▸ **To do**
Check every line below for the word "University" and show those that hold it.
>> start Information supplied
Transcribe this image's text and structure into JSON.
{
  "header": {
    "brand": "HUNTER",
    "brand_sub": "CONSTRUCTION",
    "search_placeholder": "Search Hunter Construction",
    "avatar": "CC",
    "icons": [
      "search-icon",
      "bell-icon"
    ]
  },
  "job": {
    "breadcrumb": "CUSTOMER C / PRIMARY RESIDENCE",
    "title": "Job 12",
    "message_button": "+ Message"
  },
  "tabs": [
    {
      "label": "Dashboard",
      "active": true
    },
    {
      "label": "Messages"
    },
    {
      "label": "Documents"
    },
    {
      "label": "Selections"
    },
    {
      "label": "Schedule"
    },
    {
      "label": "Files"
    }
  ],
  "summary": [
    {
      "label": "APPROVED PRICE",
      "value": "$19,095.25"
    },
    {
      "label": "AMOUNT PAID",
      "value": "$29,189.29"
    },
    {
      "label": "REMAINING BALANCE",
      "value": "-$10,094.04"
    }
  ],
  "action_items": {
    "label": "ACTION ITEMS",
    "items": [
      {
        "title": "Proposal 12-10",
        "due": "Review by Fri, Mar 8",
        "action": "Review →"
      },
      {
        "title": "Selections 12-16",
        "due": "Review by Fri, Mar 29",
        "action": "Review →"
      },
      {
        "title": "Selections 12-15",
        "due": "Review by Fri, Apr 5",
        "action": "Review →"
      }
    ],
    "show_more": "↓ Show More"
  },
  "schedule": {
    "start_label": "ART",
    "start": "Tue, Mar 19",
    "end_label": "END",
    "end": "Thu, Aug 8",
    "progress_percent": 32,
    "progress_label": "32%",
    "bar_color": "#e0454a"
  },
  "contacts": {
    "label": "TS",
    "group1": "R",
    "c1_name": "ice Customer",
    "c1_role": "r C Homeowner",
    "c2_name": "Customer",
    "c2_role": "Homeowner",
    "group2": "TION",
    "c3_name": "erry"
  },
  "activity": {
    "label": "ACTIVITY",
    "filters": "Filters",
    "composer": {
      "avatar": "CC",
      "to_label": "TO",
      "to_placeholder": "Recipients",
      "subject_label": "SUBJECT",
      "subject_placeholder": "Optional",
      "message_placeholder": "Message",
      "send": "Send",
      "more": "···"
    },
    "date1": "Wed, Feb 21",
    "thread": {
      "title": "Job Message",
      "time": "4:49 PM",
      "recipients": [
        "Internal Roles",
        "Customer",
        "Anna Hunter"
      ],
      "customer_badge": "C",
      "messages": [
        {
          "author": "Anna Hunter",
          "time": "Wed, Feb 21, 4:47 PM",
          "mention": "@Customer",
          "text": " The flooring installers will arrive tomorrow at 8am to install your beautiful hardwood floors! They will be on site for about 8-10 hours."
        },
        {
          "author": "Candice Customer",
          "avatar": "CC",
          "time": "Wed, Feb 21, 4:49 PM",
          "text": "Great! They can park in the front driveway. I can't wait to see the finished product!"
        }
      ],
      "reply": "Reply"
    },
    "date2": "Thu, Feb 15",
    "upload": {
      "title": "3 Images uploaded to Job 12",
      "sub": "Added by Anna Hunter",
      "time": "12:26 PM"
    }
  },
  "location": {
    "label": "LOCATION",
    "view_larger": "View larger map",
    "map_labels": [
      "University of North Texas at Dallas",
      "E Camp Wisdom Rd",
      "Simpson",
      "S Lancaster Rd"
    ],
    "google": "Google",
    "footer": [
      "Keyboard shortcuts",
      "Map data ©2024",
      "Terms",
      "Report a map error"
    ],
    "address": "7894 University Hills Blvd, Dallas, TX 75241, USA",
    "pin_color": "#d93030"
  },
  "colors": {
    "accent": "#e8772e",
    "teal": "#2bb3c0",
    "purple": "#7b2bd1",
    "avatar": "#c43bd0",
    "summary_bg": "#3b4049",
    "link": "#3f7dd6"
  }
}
>> end Information supplied
▸ **Result of this exercise**
      "University of North Texas at Dallas",
    "address": "7894 University Hills Blvd, Dallas, TX 75241, USA",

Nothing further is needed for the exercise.